[Rows from a dataset]
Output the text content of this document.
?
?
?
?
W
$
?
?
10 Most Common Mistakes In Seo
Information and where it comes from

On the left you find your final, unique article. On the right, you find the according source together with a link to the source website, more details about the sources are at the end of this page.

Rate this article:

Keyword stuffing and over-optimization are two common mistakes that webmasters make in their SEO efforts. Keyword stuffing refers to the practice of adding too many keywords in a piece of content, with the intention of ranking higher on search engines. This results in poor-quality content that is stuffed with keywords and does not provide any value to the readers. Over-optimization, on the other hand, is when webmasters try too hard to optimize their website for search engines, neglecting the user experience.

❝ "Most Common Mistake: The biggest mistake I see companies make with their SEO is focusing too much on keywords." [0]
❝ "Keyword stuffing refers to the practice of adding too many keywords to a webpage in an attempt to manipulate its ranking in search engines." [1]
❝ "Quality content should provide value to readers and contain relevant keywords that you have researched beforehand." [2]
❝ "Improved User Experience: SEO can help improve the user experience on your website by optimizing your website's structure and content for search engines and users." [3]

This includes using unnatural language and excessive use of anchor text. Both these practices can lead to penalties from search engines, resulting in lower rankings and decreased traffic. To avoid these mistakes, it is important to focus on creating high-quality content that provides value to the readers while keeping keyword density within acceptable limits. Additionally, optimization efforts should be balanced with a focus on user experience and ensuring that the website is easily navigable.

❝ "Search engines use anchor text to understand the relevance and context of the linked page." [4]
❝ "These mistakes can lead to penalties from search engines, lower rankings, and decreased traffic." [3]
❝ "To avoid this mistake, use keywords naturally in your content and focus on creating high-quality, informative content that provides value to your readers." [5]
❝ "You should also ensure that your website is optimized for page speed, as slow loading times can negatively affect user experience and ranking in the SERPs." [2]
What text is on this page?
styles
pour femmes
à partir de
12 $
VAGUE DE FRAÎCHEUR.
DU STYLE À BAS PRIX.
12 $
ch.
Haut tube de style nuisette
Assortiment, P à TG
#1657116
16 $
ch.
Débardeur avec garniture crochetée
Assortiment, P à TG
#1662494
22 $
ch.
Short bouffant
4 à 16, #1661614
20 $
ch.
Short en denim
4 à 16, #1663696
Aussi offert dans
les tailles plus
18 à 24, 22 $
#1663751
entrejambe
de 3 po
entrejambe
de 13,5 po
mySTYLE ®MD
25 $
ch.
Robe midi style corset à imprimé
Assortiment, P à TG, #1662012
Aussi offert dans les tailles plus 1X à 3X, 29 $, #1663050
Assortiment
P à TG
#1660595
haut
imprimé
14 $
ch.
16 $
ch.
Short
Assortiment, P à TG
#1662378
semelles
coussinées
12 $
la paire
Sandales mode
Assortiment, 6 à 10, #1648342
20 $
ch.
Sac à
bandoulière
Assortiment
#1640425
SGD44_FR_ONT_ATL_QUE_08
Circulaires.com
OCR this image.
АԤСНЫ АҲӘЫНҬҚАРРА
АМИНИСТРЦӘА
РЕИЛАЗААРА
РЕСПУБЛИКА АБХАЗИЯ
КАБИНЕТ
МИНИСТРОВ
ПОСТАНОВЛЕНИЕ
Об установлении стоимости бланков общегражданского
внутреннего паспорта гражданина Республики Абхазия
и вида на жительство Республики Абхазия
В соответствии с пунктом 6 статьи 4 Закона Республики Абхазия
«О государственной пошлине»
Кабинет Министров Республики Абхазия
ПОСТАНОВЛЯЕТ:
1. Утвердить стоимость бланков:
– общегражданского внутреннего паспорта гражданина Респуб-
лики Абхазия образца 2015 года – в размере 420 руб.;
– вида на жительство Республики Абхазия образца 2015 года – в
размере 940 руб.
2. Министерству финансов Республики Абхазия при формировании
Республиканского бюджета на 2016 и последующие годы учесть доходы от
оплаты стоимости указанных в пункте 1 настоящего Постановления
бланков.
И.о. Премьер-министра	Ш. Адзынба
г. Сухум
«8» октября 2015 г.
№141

▶ [Directions for this task]: Print the material above once more, exactly.

▶ [The solution]:
Output the text content of this document.
?
?
?
?
W
$
?
?
10 Most Common Mistakes In Seo
Information and where it comes from

On the left you find your final, unique article. On the right, you find the according source together with a link to the source website, more details about the sources are at the end of this page.

Rate this article:

Keyword stuffing and over-optimization are two common mistakes that webmasters make in their SEO efforts. Keyword stuffing refers to the practice of adding too many keywords in a piece of content, with the intention of ranking higher on search engines. This results in poor-quality content that is stuffed with keywords and does not provide any value to the readers. Over-optimization, on the other hand, is when webmasters try too hard to optimize their website for search engines, neglecting the user experience.

❝ "Most Common Mistake: The biggest mistake I see companies make with their SEO is focusing too much on keywords." [0]
❝ "Keyword stuffing refers to the practice of adding too many keywords to a webpage in an attempt to manipulate its ranking in search engines." [1]
❝ "Quality content should provide value to readers and contain relevant keywords that you have researched beforehand." [2]
❝ "Improved User Experience: SEO can help improve the user experience on your website by optimizing your website's structure and content for search engines and users." [3]

This includes using unnatural language and excessive use of anchor text. Both these practices can lead to penalties from search engines, resulting in lower rankings and decreased traffic. To avoid these mistakes, it is important to focus on creating high-quality content that provides value to the readers while keeping keyword density within acceptable limits. Additionally, optimization efforts should be balanced with a focus on user experience and ensuring that the website is easily navigable.

❝ "Search engines use anchor text to understand the relevance and context of the linked page." [4]
❝ "These mistakes can lead to penalties from search engines, lower rankings, and decreased traffic." [3]
❝ "To avoid this mistake, use keywords naturally in your content and focus on creating high-quality, informative content that provides value to your readers." [5]
❝ "You should also ensure that your website is optimized for page speed, as slow loading times can negatively affect user experience and ranking in the SERPs." [2]
What text is on this page?
styles
pour femmes
à partir de
12 $
VAGUE DE FRAÎCHEUR.
DU STYLE À BAS PRIX.
12 $
ch.
Haut tube de style nuisette
Assortiment, P à TG
#1657116
16 $
ch.
Débardeur avec garniture crochetée
Assortiment, P à TG
#1662494
22 $
ch.
Short bouffant
4 à 16, #1661614
20 $
ch.
Short en denim
4 à 16, #1663696
Aussi offert dans
les tailles plus
18 à 24, 22 $
#1663751
entrejambe
de 3 po
entrejambe
de 13,5 po
mySTYLE ®MD
25 $
ch.
Robe midi style corset à imprimé
Assortiment, P à TG, #1662012
Aussi offert dans les tailles plus 1X à 3X, 29 $, #1663050
Assortiment
P à TG
#1660595
haut
imprimé
14 $
ch.
16 $
ch.
Short
Assortiment, P à TG
#1662378
semelles
coussinées
12 $
la paire
Sandales mode
Assortiment, 6 à 10, #1648342
20 $
ch.
Sac à
bandoulière
Assortiment
#1640425
SGD44_FR_ONT_ATL_QUE_08
Circulaires.com
OCR this image.
АԤСНЫ АҲӘЫНҬҚАРРА
АМИНИСТРЦӘА
РЕИЛАЗААРА
РЕСПУБЛИКА АБХАЗИЯ
КАБИНЕТ
МИНИСТРОВ
ПОСТАНОВЛЕНИЕ
Об установлении стоимости бланков общегражданского
внутреннего паспорта гражданина Республики Абхазия
и вида на жительство Республики Абхазия
В соответствии с пунктом 6 статьи 4 Закона Республики Абхазия
«О государственной пошлине»
Кабинет Министров Республики Абхазия
ПОСТАНОВЛЯЕТ:
1. Утвердить стоимость бланков:
– общегражданского внутреннего паспорта гражданина Респуб-
лики Абхазия образца 2015 года – в размере 420 руб.;
– вида на жительство Республики Абхазия образца 2015 года – в
размере 940 руб.
2. Министерству финансов Республики Абхазия при формировании
Республиканского бюджета на 2016 и последующие годы учесть доходы от
оплаты стоимости указанных в пункте 1 настоящего Постановления
бланков.
И.о. Премьер-министра	Ш. Адзынба
г. Сухум
«8» октября 2015 г.
№141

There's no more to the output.